- [Given records]:

——————

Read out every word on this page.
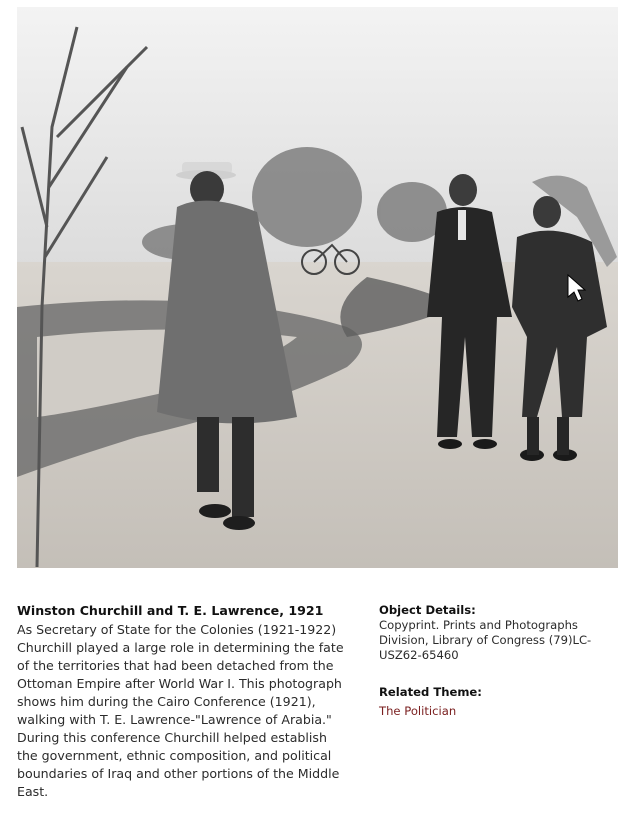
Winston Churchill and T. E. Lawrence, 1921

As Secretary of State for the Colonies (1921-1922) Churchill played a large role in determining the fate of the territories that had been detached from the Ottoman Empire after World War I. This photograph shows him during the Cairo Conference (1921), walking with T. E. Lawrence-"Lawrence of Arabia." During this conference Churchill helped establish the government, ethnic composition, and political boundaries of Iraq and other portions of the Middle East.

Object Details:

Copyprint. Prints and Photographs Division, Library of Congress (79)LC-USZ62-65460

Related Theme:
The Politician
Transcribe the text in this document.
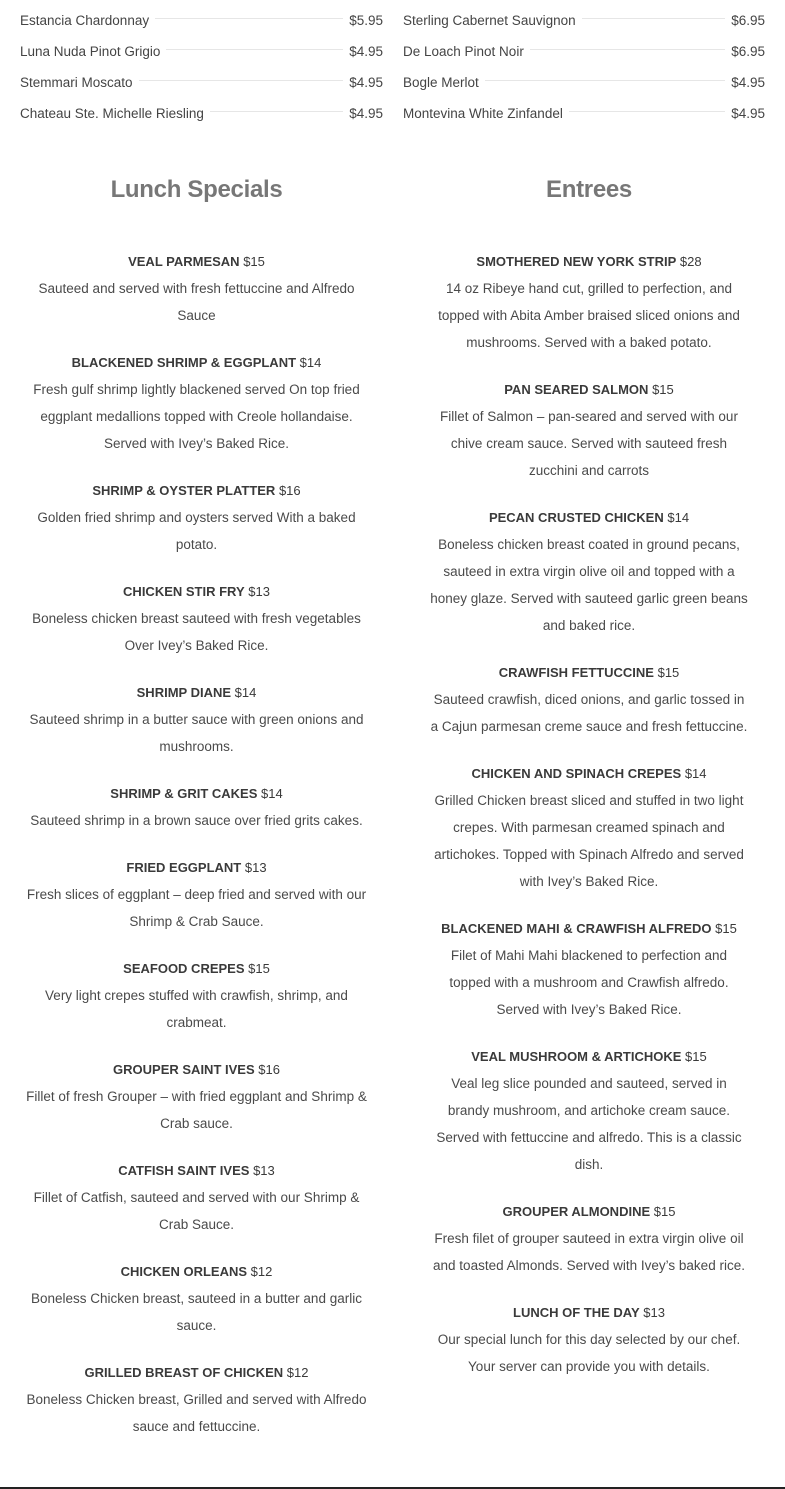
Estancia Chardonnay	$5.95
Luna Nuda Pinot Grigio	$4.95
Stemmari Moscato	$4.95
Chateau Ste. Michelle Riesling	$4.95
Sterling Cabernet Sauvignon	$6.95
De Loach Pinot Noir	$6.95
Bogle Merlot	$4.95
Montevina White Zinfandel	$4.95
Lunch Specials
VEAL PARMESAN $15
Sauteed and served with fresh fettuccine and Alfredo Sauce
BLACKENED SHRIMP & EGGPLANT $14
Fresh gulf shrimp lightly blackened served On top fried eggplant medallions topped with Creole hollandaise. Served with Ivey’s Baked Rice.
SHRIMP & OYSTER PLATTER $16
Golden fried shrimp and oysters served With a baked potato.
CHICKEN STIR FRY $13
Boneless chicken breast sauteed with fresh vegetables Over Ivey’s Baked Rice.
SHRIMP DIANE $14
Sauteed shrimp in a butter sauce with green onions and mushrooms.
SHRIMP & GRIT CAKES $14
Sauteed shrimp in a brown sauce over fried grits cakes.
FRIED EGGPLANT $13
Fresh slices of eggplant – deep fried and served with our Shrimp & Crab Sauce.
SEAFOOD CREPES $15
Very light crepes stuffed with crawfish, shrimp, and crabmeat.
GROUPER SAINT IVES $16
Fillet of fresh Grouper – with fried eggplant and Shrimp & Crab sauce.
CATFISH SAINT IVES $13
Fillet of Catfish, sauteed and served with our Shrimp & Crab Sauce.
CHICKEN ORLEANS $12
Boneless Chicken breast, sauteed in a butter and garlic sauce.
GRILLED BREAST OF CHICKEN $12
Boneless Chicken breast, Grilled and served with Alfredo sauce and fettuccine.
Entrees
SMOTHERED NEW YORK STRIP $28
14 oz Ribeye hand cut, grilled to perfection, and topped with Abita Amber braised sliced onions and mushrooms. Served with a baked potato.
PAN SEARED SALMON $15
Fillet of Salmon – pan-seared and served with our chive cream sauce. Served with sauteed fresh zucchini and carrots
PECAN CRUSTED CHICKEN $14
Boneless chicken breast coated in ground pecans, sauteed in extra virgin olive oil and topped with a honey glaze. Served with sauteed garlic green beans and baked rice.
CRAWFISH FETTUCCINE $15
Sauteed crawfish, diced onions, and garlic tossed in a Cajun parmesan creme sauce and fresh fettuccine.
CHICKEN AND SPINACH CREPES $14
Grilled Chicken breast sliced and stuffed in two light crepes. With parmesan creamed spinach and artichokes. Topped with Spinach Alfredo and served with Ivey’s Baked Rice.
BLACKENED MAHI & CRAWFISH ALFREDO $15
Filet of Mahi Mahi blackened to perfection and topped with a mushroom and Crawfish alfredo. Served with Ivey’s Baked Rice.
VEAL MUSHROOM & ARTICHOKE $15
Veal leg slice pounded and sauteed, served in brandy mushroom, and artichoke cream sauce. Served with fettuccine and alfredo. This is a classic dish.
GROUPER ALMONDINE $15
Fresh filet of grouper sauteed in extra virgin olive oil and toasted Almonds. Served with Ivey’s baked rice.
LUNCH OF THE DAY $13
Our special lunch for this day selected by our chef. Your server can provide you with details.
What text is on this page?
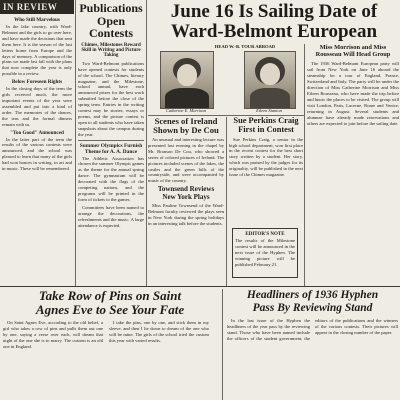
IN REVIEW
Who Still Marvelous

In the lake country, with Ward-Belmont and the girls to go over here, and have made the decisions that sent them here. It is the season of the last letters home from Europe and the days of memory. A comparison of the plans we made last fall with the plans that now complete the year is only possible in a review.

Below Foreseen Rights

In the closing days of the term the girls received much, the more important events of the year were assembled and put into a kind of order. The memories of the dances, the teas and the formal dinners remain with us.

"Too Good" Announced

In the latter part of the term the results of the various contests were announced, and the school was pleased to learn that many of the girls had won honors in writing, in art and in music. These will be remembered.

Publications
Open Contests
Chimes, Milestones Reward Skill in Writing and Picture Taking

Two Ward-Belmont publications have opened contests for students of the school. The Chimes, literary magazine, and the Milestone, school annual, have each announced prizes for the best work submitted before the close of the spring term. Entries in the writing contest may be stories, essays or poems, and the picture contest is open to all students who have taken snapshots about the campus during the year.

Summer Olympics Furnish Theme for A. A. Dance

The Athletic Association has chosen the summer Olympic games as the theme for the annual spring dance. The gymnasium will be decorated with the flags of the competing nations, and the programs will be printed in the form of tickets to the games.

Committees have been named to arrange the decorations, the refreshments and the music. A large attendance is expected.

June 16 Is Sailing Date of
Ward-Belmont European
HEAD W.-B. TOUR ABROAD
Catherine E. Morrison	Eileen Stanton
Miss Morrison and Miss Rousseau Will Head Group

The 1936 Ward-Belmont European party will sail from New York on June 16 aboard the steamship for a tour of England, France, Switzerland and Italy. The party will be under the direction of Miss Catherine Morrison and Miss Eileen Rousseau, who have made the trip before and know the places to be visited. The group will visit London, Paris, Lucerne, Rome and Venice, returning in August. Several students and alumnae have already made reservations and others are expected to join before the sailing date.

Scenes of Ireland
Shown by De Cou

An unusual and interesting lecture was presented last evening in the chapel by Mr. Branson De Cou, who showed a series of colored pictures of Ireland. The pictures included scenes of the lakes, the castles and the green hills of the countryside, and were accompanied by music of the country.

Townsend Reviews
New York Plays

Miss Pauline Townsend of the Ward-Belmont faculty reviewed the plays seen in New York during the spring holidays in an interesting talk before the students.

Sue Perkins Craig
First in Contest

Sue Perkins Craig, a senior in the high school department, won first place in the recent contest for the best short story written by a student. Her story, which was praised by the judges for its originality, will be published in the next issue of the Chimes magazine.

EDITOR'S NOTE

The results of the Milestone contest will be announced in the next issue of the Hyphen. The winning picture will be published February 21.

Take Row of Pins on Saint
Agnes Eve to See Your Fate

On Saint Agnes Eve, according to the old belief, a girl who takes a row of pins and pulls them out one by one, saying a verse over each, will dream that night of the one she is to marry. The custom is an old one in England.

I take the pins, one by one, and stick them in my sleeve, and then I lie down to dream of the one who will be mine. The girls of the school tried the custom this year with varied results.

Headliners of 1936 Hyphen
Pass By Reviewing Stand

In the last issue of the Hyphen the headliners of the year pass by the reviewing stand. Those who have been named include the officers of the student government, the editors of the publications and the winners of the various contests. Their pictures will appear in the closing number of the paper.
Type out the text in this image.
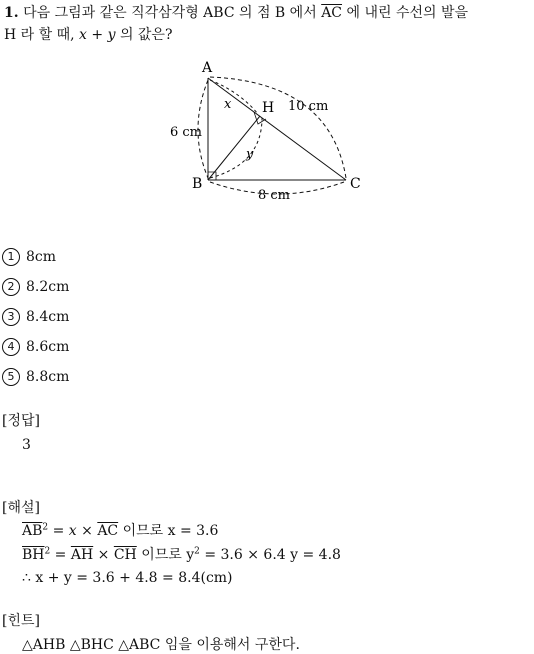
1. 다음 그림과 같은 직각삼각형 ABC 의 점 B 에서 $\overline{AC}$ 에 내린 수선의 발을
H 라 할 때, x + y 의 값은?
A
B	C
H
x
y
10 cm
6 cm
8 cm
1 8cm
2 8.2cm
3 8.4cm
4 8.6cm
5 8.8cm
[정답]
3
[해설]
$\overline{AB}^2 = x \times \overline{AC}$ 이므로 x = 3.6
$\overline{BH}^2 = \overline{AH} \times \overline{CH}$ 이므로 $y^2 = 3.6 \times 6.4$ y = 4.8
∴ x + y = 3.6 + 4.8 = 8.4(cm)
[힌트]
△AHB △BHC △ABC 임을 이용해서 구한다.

——————

- [Goal of the exercise]:
Without the pictures, print the whole listing exactly as given.

- [Task solution]:
Read out every word on this page.
Winston Churchill and T. E. Lawrence, 1921

As Secretary of State for the Colonies (1921-1922) Churchill played a large role in determining the fate of the territories that had been detached from the Ottoman Empire after World War I. This photograph shows him during the Cairo Conference (1921), walking with T. E. Lawrence-"Lawrence of Arabia." During this conference Churchill helped establish the government, ethnic composition, and political boundaries of Iraq and other portions of the Middle East.

Object Details:

Copyprint. Prints and Photographs Division, Library of Congress (79)LC-USZ62-65460

Related Theme:
The Politician
Transcribe the text in this document.
Estancia Chardonnay	$5.95
Luna Nuda Pinot Grigio	$4.95
Stemmari Moscato	$4.95
Chateau Ste. Michelle Riesling	$4.95
Sterling Cabernet Sauvignon	$6.95
De Loach Pinot Noir	$6.95
Bogle Merlot	$4.95
Montevina White Zinfandel	$4.95
Lunch Specials
VEAL PARMESAN $15
Sauteed and served with fresh fettuccine and Alfredo Sauce
BLACKENED SHRIMP & EGGPLANT $14
Fresh gulf shrimp lightly blackened served On top fried eggplant medallions topped with Creole hollandaise. Served with Ivey’s Baked Rice.
SHRIMP & OYSTER PLATTER $16
Golden fried shrimp and oysters served With a baked potato.
CHICKEN STIR FRY $13
Boneless chicken breast sauteed with fresh vegetables Over Ivey’s Baked Rice.
SHRIMP DIANE $14
Sauteed shrimp in a butter sauce with green onions and mushrooms.
SHRIMP & GRIT CAKES $14
Sauteed shrimp in a brown sauce over fried grits cakes.
FRIED EGGPLANT $13
Fresh slices of eggplant – deep fried and served with our Shrimp & Crab Sauce.
SEAFOOD CREPES $15
Very light crepes stuffed with crawfish, shrimp, and crabmeat.
GROUPER SAINT IVES $16
Fillet of fresh Grouper – with fried eggplant and Shrimp & Crab sauce.
CATFISH SAINT IVES $13
Fillet of Catfish, sauteed and served with our Shrimp & Crab Sauce.
CHICKEN ORLEANS $12
Boneless Chicken breast, sauteed in a butter and garlic sauce.
GRILLED BREAST OF CHICKEN $12
Boneless Chicken breast, Grilled and served with Alfredo sauce and fettuccine.
Entrees
SMOTHERED NEW YORK STRIP $28
14 oz Ribeye hand cut, grilled to perfection, and topped with Abita Amber braised sliced onions and mushrooms. Served with a baked potato.
PAN SEARED SALMON $15
Fillet of Salmon – pan-seared and served with our chive cream sauce. Served with sauteed fresh zucchini and carrots
PECAN CRUSTED CHICKEN $14
Boneless chicken breast coated in ground pecans, sauteed in extra virgin olive oil and topped with a honey glaze. Served with sauteed garlic green beans and baked rice.
CRAWFISH FETTUCCINE $15
Sauteed crawfish, diced onions, and garlic tossed in a Cajun parmesan creme sauce and fresh fettuccine.
CHICKEN AND SPINACH CREPES $14
Grilled Chicken breast sliced and stuffed in two light crepes. With parmesan creamed spinach and artichokes. Topped with Spinach Alfredo and served with Ivey’s Baked Rice.
BLACKENED MAHI & CRAWFISH ALFREDO $15
Filet of Mahi Mahi blackened to perfection and topped with a mushroom and Crawfish alfredo. Served with Ivey’s Baked Rice.
VEAL MUSHROOM & ARTICHOKE $15
Veal leg slice pounded and sauteed, served in brandy mushroom, and artichoke cream sauce. Served with fettuccine and alfredo. This is a classic dish.
GROUPER ALMONDINE $15
Fresh filet of grouper sauteed in extra virgin olive oil and toasted Almonds. Served with Ivey’s baked rice.
LUNCH OF THE DAY $13
Our special lunch for this day selected by our chef. Your server can provide you with details.
What text is on this page?
IN REVIEW
Who Still Marvelous

In the lake country, with Ward-Belmont and the girls to go over here, and have made the decisions that sent them here. It is the season of the last letters home from Europe and the days of memory. A comparison of the plans we made last fall with the plans that now complete the year is only possible in a review.

Below Foreseen Rights

In the closing days of the term the girls received much, the more important events of the year were assembled and put into a kind of order. The memories of the dances, the teas and the formal dinners remain with us.

"Too Good" Announced

In the latter part of the term the results of the various contests were announced, and the school was pleased to learn that many of the girls had won honors in writing, in art and in music. These will be remembered.

Publications
Open Contests
Chimes, Milestones Reward Skill in Writing and Picture Taking

Two Ward-Belmont publications have opened contests for students of the school. The Chimes, literary magazine, and the Milestone, school annual, have each announced prizes for the best work submitted before the close of the spring term. Entries in the writing contest may be stories, essays or poems, and the picture contest is open to all students who have taken snapshots about the campus during the year.

Summer Olympics Furnish Theme for A. A. Dance

The Athletic Association has chosen the summer Olympic games as the theme for the annual spring dance. The gymnasium will be decorated with the flags of the competing nations, and the programs will be printed in the form of tickets to the games.

Committees have been named to arrange the decorations, the refreshments and the music. A large attendance is expected.

June 16 Is Sailing Date of
Ward-Belmont European
HEAD W.-B. TOUR ABROAD
Catherine E. Morrison	Eileen Stanton
Miss Morrison and Miss Rousseau Will Head Group

The 1936 Ward-Belmont European party will sail from New York on June 16 aboard the steamship for a tour of England, France, Switzerland and Italy. The party will be under the direction of Miss Catherine Morrison and Miss Eileen Rousseau, who have made the trip before and know the places to be visited. The group will visit London, Paris, Lucerne, Rome and Venice, returning in August. Several students and alumnae have already made reservations and others are expected to join before the sailing date.

Scenes of Ireland
Shown by De Cou

An unusual and interesting lecture was presented last evening in the chapel by Mr. Branson De Cou, who showed a series of colored pictures of Ireland. The pictures included scenes of the lakes, the castles and the green hills of the countryside, and were accompanied by music of the country.

Townsend Reviews
New York Plays

Miss Pauline Townsend of the Ward-Belmont faculty reviewed the plays seen in New York during the spring holidays in an interesting talk before the students.

Sue Perkins Craig
First in Contest

Sue Perkins Craig, a senior in the high school department, won first place in the recent contest for the best short story written by a student. Her story, which was praised by the judges for its originality, will be published in the next issue of the Chimes magazine.

EDITOR'S NOTE

The results of the Milestone contest will be announced in the next issue of the Hyphen. The winning picture will be published February 21.

Take Row of Pins on Saint
Agnes Eve to See Your Fate

On Saint Agnes Eve, according to the old belief, a girl who takes a row of pins and pulls them out one by one, saying a verse over each, will dream that night of the one she is to marry. The custom is an old one in England.

I take the pins, one by one, and stick them in my sleeve, and then I lie down to dream of the one who will be mine. The girls of the school tried the custom this year with varied results.

Headliners of 1936 Hyphen
Pass By Reviewing Stand

In the last issue of the Hyphen the headliners of the year pass by the reviewing stand. Those who have been named include the officers of the student government, the editors of the publications and the winners of the various contests. Their pictures will appear in the closing number of the paper.
Type out the text in this image.
1. 다음 그림과 같은 직각삼각형 ABC 의 점 B 에서 $\overline{AC}$ 에 내린 수선의 발을
H 라 할 때, x + y 의 값은?
A
B	C
H
x
y
10 cm
6 cm
8 cm
1 8cm
2 8.2cm
3 8.4cm
4 8.6cm
5 8.8cm
[정답]
3
[해설]
$\overline{AB}^2 = x \times \overline{AC}$ 이므로 x = 3.6
$\overline{BH}^2 = \overline{AH} \times \overline{CH}$ 이므로 $y^2 = 3.6 \times 6.4$ y = 4.8
∴ x + y = 3.6 + 4.8 = 8.4(cm)
[힌트]
△AHB △BHC △ABC 임을 이용해서 구한다.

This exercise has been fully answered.